╭─ Material provided

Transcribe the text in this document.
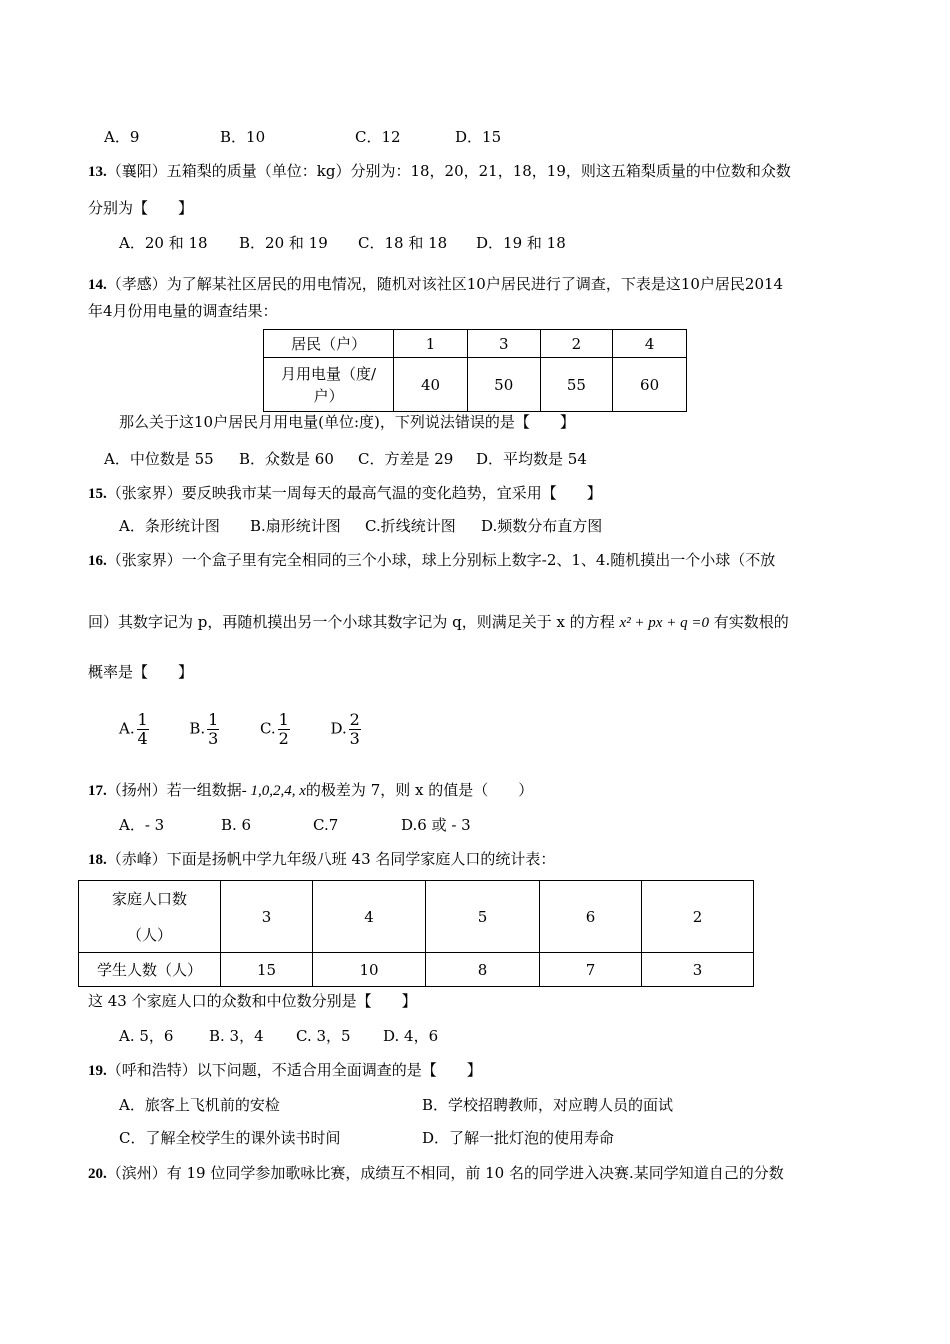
A．9	B．10	C．12	D．15
13.（襄阳）五箱梨的质量（单位：kg）分别为：18，20，21，18，19，则这五箱梨质量的中位数和众数
分别为【　　】
A．20 和 18 B．20 和 19 C．18 和 18 D．19 和 18
14.（孝感）为了解某社区居民的用电情况，随机对该社区10户居民进行了调查，下表是这10户居民2014
年4月份用电量的调查结果：
居民（户）	1	3	2	4

月用电量（度/
户）	40	50	55	60
那么关于这10户居民月用电量(单位:度)，下列说法错误的是【　　】
A．中位数是 55 B．众数是 60 C．方差是 29 D．平均数是 54
15.（张家界）要反映我市某一周每天的最高气温的变化趋势，宜采用【　　】
A．条形统计图 B.扇形统计图 C.折线统计图 D.频数分布直方图
16.（张家界）一个盒子里有完全相同的三个小球，球上分别标上数字-2、1、4.随机摸出一个小球（不放
回）其数字记为 p，再随机摸出另一个小球其数字记为 q，则满足关于 x 的方程 x² + px + q =0 有实数根的
概率是【　　】
A. $\frac{1}{4}$	B. $\frac{1}{3}$	C. $\frac{1}{2}$	D. $\frac{2}{3}$
17.（扬州）若一组数据- 1,0,2,4, x的极差为 7，则 x 的值是（　　）
A．- 3	B. 6	C.7	D.6 或 - 3
18.（赤峰）下面是扬帆中学九年级八班 43 名同学家庭人口的统计表：
家庭人口数
（人）	3	4	5	6	2
学生人数（人）	15	10	8	7	3
这 43 个家庭人口的众数和中位数分别是【　　】
A. 5，6 B. 3，4 C. 3，5 D. 4，6
19.（呼和浩特）以下问题，不适合用全面调查的是【　　】
A．旅客上飞机前的安检	B．学校招聘教师，对应聘人员的面试
C．了解全校学生的课外读书时间	D．了解一批灯泡的使用寿命
20.（滨州）有 19 位同学参加歌咏比赛，成绩互不相同，前 10 名的同学进入决赛.某同学知道自己的分数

╰─

#### Directions:
Give every line back word for word and leave the pictures out.

#### The output:
Transcribe the text in this document.
A．9	B．10	C．12	D．15
13.（襄阳）五箱梨的质量（单位：kg）分别为：18，20，21，18，19，则这五箱梨质量的中位数和众数
分别为【　　】
A．20 和 18 B．20 和 19 C．18 和 18 D．19 和 18
14.（孝感）为了解某社区居民的用电情况，随机对该社区10户居民进行了调查，下表是这10户居民2014
年4月份用电量的调查结果：
居民（户）	1	3	2	4

月用电量（度/
户）	40	50	55	60
那么关于这10户居民月用电量(单位:度)，下列说法错误的是【　　】
A．中位数是 55 B．众数是 60 C．方差是 29 D．平均数是 54
15.（张家界）要反映我市某一周每天的最高气温的变化趋势，宜采用【　　】
A．条形统计图 B.扇形统计图 C.折线统计图 D.频数分布直方图
16.（张家界）一个盒子里有完全相同的三个小球，球上分别标上数字-2、1、4.随机摸出一个小球（不放
回）其数字记为 p，再随机摸出另一个小球其数字记为 q，则满足关于 x 的方程 x² + px + q =0 有实数根的
概率是【　　】
A. $\frac{1}{4}$	B. $\frac{1}{3}$	C. $\frac{1}{2}$	D. $\frac{2}{3}$
17.（扬州）若一组数据- 1,0,2,4, x的极差为 7，则 x 的值是（　　）
A．- 3	B. 6	C.7	D.6 或 - 3
18.（赤峰）下面是扬帆中学九年级八班 43 名同学家庭人口的统计表：
家庭人口数
（人）	3	4	5	6	2
学生人数（人）	15	10	8	7	3
这 43 个家庭人口的众数和中位数分别是【　　】
A. 5，6 B. 3，4 C. 3，5 D. 4，6
19.（呼和浩特）以下问题，不适合用全面调查的是【　　】
A．旅客上飞机前的安检	B．学校招聘教师，对应聘人员的面试
C．了解全校学生的课外读书时间	D．了解一批灯泡的使用寿命
20.（滨州）有 19 位同学参加歌咏比赛，成绩互不相同，前 10 名的同学进入决赛.某同学知道自己的分数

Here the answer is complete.